■ **The problem**: For each record here, output an exact copy.

Page text dataset records
- - - - - - -
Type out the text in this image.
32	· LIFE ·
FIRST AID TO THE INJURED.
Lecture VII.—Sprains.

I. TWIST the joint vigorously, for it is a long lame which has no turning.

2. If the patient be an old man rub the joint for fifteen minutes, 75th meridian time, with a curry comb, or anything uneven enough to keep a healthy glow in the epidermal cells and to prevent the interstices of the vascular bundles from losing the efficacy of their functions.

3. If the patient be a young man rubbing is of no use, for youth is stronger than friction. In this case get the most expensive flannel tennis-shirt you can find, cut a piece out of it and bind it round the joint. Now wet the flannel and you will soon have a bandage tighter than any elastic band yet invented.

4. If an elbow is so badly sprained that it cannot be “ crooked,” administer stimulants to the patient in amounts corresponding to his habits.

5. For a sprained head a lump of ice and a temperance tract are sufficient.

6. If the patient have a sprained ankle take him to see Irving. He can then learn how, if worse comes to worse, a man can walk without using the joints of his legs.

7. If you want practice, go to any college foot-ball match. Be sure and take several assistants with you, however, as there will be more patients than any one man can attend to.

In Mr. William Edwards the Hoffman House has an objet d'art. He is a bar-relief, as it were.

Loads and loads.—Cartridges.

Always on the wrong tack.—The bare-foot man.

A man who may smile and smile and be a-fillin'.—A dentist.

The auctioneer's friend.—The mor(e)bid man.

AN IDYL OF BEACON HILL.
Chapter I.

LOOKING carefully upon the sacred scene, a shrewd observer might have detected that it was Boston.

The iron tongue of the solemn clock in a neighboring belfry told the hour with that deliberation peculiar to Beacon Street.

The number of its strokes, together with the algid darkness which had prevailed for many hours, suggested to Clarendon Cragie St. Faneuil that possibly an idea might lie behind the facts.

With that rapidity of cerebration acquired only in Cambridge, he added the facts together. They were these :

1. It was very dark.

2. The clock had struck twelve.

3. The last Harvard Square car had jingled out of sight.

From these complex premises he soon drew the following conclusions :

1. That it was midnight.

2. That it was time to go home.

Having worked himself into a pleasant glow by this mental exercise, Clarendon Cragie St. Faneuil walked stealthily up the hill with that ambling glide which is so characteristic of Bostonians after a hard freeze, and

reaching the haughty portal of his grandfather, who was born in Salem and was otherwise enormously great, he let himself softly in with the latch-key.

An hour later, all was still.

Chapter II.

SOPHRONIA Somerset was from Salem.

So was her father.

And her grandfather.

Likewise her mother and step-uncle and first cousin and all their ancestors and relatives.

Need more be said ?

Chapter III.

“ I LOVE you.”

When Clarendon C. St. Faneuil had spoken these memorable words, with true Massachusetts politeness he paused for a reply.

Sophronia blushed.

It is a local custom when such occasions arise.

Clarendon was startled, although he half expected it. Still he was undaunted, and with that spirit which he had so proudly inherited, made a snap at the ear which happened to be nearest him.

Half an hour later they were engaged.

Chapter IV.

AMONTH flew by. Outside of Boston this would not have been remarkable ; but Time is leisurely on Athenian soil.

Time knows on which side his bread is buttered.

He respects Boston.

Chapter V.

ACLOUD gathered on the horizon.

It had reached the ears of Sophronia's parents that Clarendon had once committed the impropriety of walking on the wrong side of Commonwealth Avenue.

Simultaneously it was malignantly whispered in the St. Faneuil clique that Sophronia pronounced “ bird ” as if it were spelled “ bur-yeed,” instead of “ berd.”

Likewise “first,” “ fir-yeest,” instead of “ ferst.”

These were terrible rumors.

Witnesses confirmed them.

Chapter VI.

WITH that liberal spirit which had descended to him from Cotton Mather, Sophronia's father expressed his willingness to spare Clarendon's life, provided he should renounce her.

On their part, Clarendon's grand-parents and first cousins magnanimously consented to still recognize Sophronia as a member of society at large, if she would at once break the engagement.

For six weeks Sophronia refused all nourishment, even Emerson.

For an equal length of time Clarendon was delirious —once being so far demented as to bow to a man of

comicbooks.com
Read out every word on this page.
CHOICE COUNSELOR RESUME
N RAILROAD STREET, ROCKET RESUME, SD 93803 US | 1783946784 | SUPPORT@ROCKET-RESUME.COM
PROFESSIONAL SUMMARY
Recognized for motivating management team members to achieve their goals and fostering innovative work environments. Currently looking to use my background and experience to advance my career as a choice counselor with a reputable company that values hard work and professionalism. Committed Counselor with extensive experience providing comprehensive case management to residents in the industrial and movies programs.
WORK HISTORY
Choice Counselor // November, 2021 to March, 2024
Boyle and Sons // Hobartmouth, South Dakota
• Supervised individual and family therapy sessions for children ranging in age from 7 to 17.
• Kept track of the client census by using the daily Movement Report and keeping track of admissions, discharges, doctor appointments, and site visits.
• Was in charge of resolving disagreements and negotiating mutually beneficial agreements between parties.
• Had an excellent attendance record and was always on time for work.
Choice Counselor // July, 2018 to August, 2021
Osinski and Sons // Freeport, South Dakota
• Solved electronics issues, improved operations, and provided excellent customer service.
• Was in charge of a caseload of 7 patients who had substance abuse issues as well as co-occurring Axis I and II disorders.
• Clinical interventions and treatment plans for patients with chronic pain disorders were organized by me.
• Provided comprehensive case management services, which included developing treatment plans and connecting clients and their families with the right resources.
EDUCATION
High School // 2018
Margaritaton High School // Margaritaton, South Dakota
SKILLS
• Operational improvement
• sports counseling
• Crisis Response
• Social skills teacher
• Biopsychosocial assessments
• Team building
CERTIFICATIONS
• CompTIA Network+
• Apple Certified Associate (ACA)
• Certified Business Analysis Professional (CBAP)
- - - - - - -
■ **Task output**:
Type out the text in this image.
32	· LIFE ·
FIRST AID TO THE INJURED.
Lecture VII.—Sprains.

I. TWIST the joint vigorously, for it is a long lame which has no turning.

2. If the patient be an old man rub the joint for fifteen minutes, 75th meridian time, with a curry comb, or anything uneven enough to keep a healthy glow in the epidermal cells and to prevent the interstices of the vascular bundles from losing the efficacy of their functions.

3. If the patient be a young man rubbing is of no use, for youth is stronger than friction. In this case get the most expensive flannel tennis-shirt you can find, cut a piece out of it and bind it round the joint. Now wet the flannel and you will soon have a bandage tighter than any elastic band yet invented.

4. If an elbow is so badly sprained that it cannot be “ crooked,” administer stimulants to the patient in amounts corresponding to his habits.

5. For a sprained head a lump of ice and a temperance tract are sufficient.

6. If the patient have a sprained ankle take him to see Irving. He can then learn how, if worse comes to worse, a man can walk without using the joints of his legs.

7. If you want practice, go to any college foot-ball match. Be sure and take several assistants with you, however, as there will be more patients than any one man can attend to.

In Mr. William Edwards the Hoffman House has an objet d'art. He is a bar-relief, as it were.

Loads and loads.—Cartridges.

Always on the wrong tack.—The bare-foot man.

A man who may smile and smile and be a-fillin'.—A dentist.

The auctioneer's friend.—The mor(e)bid man.

AN IDYL OF BEACON HILL.
Chapter I.

LOOKING carefully upon the sacred scene, a shrewd observer might have detected that it was Boston.

The iron tongue of the solemn clock in a neighboring belfry told the hour with that deliberation peculiar to Beacon Street.

The number of its strokes, together with the algid darkness which had prevailed for many hours, suggested to Clarendon Cragie St. Faneuil that possibly an idea might lie behind the facts.

With that rapidity of cerebration acquired only in Cambridge, he added the facts together. They were these :

1. It was very dark.

2. The clock had struck twelve.

3. The last Harvard Square car had jingled out of sight.

From these complex premises he soon drew the following conclusions :

1. That it was midnight.

2. That it was time to go home.

Having worked himself into a pleasant glow by this mental exercise, Clarendon Cragie St. Faneuil walked stealthily up the hill with that ambling glide which is so characteristic of Bostonians after a hard freeze, and

reaching the haughty portal of his grandfather, who was born in Salem and was otherwise enormously great, he let himself softly in with the latch-key.

An hour later, all was still.

Chapter II.

SOPHRONIA Somerset was from Salem.

So was her father.

And her grandfather.

Likewise her mother and step-uncle and first cousin and all their ancestors and relatives.

Need more be said ?

Chapter III.

“ I LOVE you.”

When Clarendon C. St. Faneuil had spoken these memorable words, with true Massachusetts politeness he paused for a reply.

Sophronia blushed.

It is a local custom when such occasions arise.

Clarendon was startled, although he half expected it. Still he was undaunted, and with that spirit which he had so proudly inherited, made a snap at the ear which happened to be nearest him.

Half an hour later they were engaged.

Chapter IV.

AMONTH flew by. Outside of Boston this would not have been remarkable ; but Time is leisurely on Athenian soil.

Time knows on which side his bread is buttered.

He respects Boston.

Chapter V.

ACLOUD gathered on the horizon.

It had reached the ears of Sophronia's parents that Clarendon had once committed the impropriety of walking on the wrong side of Commonwealth Avenue.

Simultaneously it was malignantly whispered in the St. Faneuil clique that Sophronia pronounced “ bird ” as if it were spelled “ bur-yeed,” instead of “ berd.”

Likewise “first,” “ fir-yeest,” instead of “ ferst.”

These were terrible rumors.

Witnesses confirmed them.

Chapter VI.

WITH that liberal spirit which had descended to him from Cotton Mather, Sophronia's father expressed his willingness to spare Clarendon's life, provided he should renounce her.

On their part, Clarendon's grand-parents and first cousins magnanimously consented to still recognize Sophronia as a member of society at large, if she would at once break the engagement.

For six weeks Sophronia refused all nourishment, even Emerson.

For an equal length of time Clarendon was delirious —once being so far demented as to bow to a man of

comicbooks.com
Read out every word on this page.
CHOICE COUNSELOR RESUME
N RAILROAD STREET, ROCKET RESUME, SD 93803 US | 1783946784 | SUPPORT@ROCKET-RESUME.COM
PROFESSIONAL SUMMARY
Recognized for motivating management team members to achieve their goals and fostering innovative work environments. Currently looking to use my background and experience to advance my career as a choice counselor with a reputable company that values hard work and professionalism. Committed Counselor with extensive experience providing comprehensive case management to residents in the industrial and movies programs.
WORK HISTORY
Choice Counselor // November, 2021 to March, 2024
Boyle and Sons // Hobartmouth, South Dakota
• Supervised individual and family therapy sessions for children ranging in age from 7 to 17.
• Kept track of the client census by using the daily Movement Report and keeping track of admissions, discharges, doctor appointments, and site visits.
• Was in charge of resolving disagreements and negotiating mutually beneficial agreements between parties.
• Had an excellent attendance record and was always on time for work.
Choice Counselor // July, 2018 to August, 2021
Osinski and Sons // Freeport, South Dakota
• Solved electronics issues, improved operations, and provided excellent customer service.
• Was in charge of a caseload of 7 patients who had substance abuse issues as well as co-occurring Axis I and II disorders.
• Clinical interventions and treatment plans for patients with chronic pain disorders were organized by me.
• Provided comprehensive case management services, which included developing treatment plans and connecting clients and their families with the right resources.
EDUCATION
High School // 2018
Margaritaton High School // Margaritaton, South Dakota
SKILLS
• Operational improvement
• sports counseling
• Crisis Response
• Social skills teacher
• Biopsychosocial assessments
• Team building
CERTIFICATIONS
• CompTIA Network+
• Apple Certified Associate (ACA)
• Certified Business Analysis Professional (CBAP)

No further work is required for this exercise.